-- Exercise aim --
Filter the entries, keeping every line with the word "header".

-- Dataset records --
______

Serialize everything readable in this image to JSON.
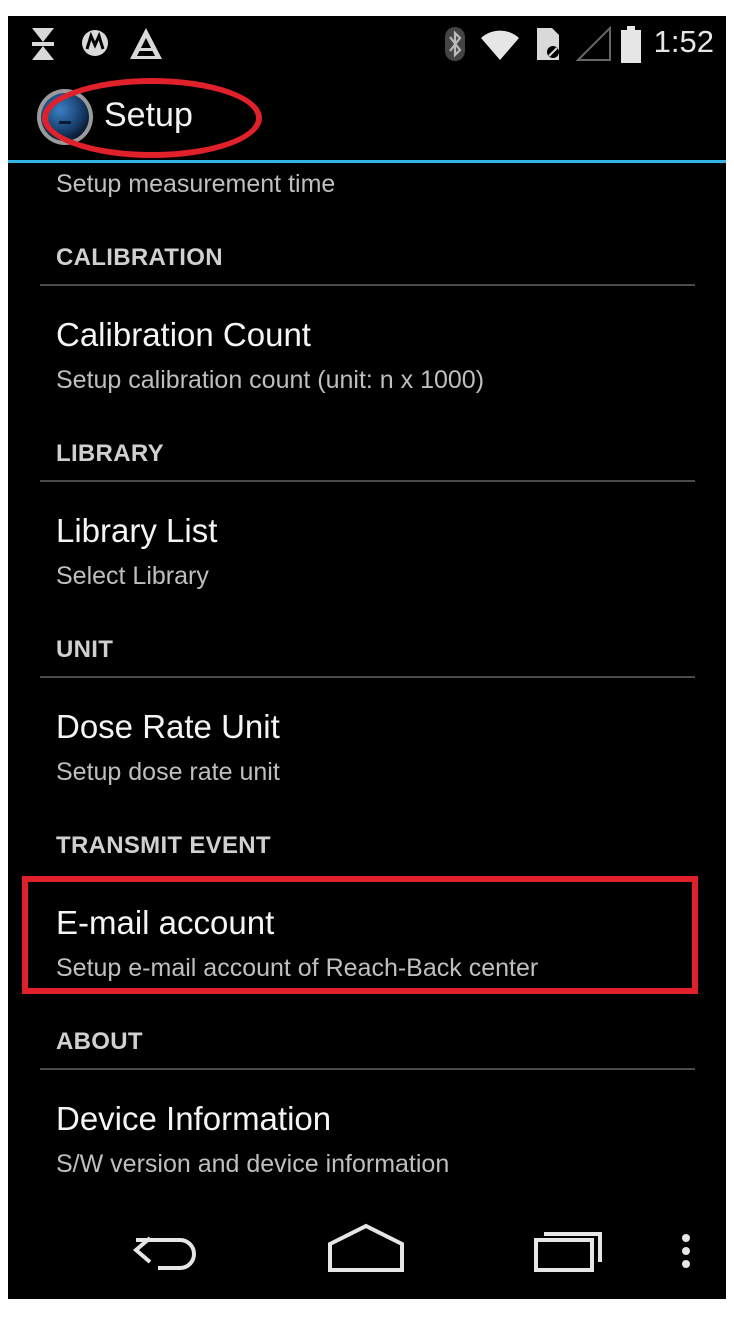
{
  "status_bar": {
    "time": "1:52",
    "left_icons": [
      "notification-icon",
      "motorola-icon",
      "alert-icon"
    ],
    "right_icons": [
      "bluetooth-icon",
      "wifi-icon",
      "sim-icon",
      "signal-icon",
      "battery-icon"
    ]
  },
  "action_bar": {
    "title": "Setup",
    "icon": "app-logo-icon"
  },
  "preferences": {
    "partial_summary": "Setup measurement time",
    "sections": [
      {
        "header": "CALIBRATION",
        "items": [
          {
            "title": "Calibration Count",
            "summary": "Setup calibration count (unit: n x 1000)"
          }
        ]
      },
      {
        "header": "LIBRARY",
        "items": [
          {
            "title": "Library List",
            "summary": "Select Library"
          }
        ]
      },
      {
        "header": "UNIT",
        "items": [
          {
            "title": "Dose Rate Unit",
            "summary": "Setup dose rate unit"
          }
        ]
      },
      {
        "header": "TRANSMIT EVENT",
        "items": [
          {
            "title": "E-mail account",
            "summary": "Setup e-mail account of Reach-Back center"
          }
        ]
      },
      {
        "header": "ABOUT",
        "items": [
          {
            "title": "Device Information",
            "summary": "S/W version and device information"
          }
        ]
      }
    ]
  },
  "nav_bar": {
    "buttons": [
      "back-icon",
      "home-icon",
      "recent-apps-icon",
      "overflow-menu-icon"
    ]
  },
  "colors": {
    "accent_line": "#33b5e5",
    "annotation_red": "#e0202a",
    "background": "#000000"
  }
}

______

-- The reply --
        "header": "CALIBRATION",
        "header": "LIBRARY",
        "header": "UNIT",
        "header": "TRANSMIT EVENT",
        "header": "ABOUT",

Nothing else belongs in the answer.